## START
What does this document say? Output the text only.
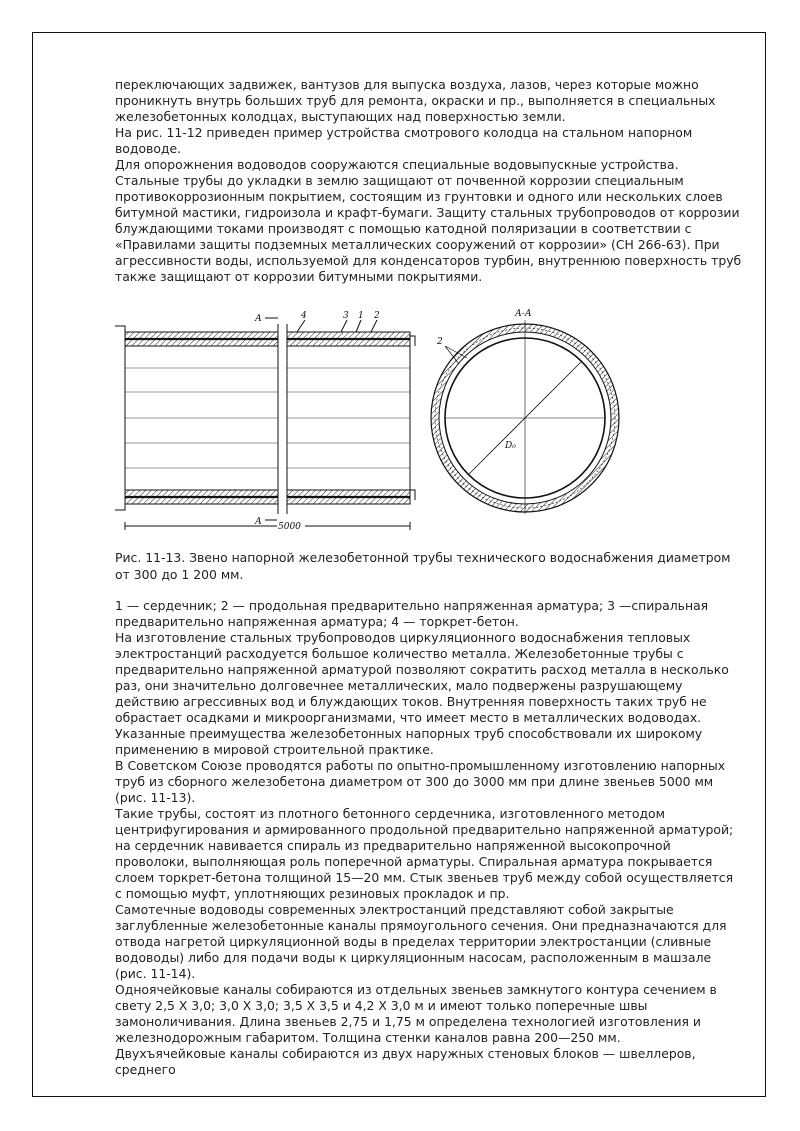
переключающих задвижек, вантузов для выпуска воздуха, лазов, через которые можно проникнуть внутрь больших труб для ремонта, окраски и пр., выполняется в специальных железобетонных колодцах, выступающих над поверхностью земли.

На рис. 11-12 приведен пример устройства смотрового колодца на стальном напорном водоводе.

Для опорожнения водоводов сооружаются специальные водовыпускные устройства.

Стальные трубы до укладки в землю защищают от почвенной коррозии специальным противокоррозионным покрытием, состоящим из грунтовки и одного или нескольких слоев битумной мастики, гидроизола и крафт-бумаги. Защиту стальных трубопроводов от коррозии блуждающими токами производят с помощью катодной поляризации в соответствии с «Правилами защиты подземных металлических сооружений от коррозии» (СН 266-63). При агрессивности воды, используемой для конденсаторов турбин, внутреннюю поверхность труб также защищают от коррозии битумными покрытиями.

А
А
4	3 1 2
5000
А-А
2
D₀
Рис. 11-13. Звено напорной железобетонной трубы технического водоснабжения диаметром от 300 до 1 200 мм.

1 — сердечник; 2 — продольная предварительно напряженная арматура; 3 —спиральная предварительно напряженная арматура; 4 — торкрет-бетон.

На изготовление стальных трубопроводов циркуляционного водоснабжения тепловых электростанций расходуется большое количество металла. Железобетонные трубы с предварительно напряженной арматурой позволяют сократить расход металла в несколько раз, они значительно долговечнее металлических, мало подвержены разрушающему действию агрессивных вод и блуждающих токов. Внутренняя поверхность таких труб не обрастает осадками и микроорганизмами, что имеет место в металлических водоводах.

Указанные преимущества железобетонных напорных труб способствовали их широкому применению в мировой строительной практике.

В Советском Союзе проводятся работы по опытно-промышленному изготовлению напорных труб из сборного железобетона диаметром от 300 до 3000 мм при длине звеньев 5000 мм (рис. 11-13).

Такие трубы, состоят из плотного бетонного сердечника, изготовленного методом центрифугирования и армированного продольной предварительно напряженной арматурой;

на сердечник навивается спираль из предварительно напряженной высокопрочной проволоки, выполняющая роль поперечной арматуры. Спиральная арматура покрывается слоем торкрет-бетона толщиной 15—20 мм. Стык звеньев труб между собой осуществляется с помощью муфт, уплотняющих резиновых прокладок и пр.

Самотечные водоводы современных электростанций представляют собой закрытые заглубленные железобетонные каналы прямоугольного сечения. Они предназначаются для отвода нагретой циркуляционной воды в пределах территории электростанции (сливные водоводы) либо для подачи воды к циркуляционным насосам, расположенным в машзале (рис. 11-14).

Одноячейковые каналы собираются из отдельных звеньев замкнутого контура сечением в свету 2,5 X 3,0; 3,0 X 3,0; 3,5 X 3,5 и 4,2 X 3,0 м и имеют только поперечные швы замоноличивания. Длина звеньев 2,75 и 1,75 м определена технологией изготовления и железнодорожным габаритом. Толщина стенки каналов равна 200—250 мм.

Двухъячейковые каналы собираются из двух наружных стеновых блоков — швеллеров, среднего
## END
* _What is required_:
Going through the entries above, tally each line that has the word "арматура". Answer with the number only.

* _Problem solution_:
2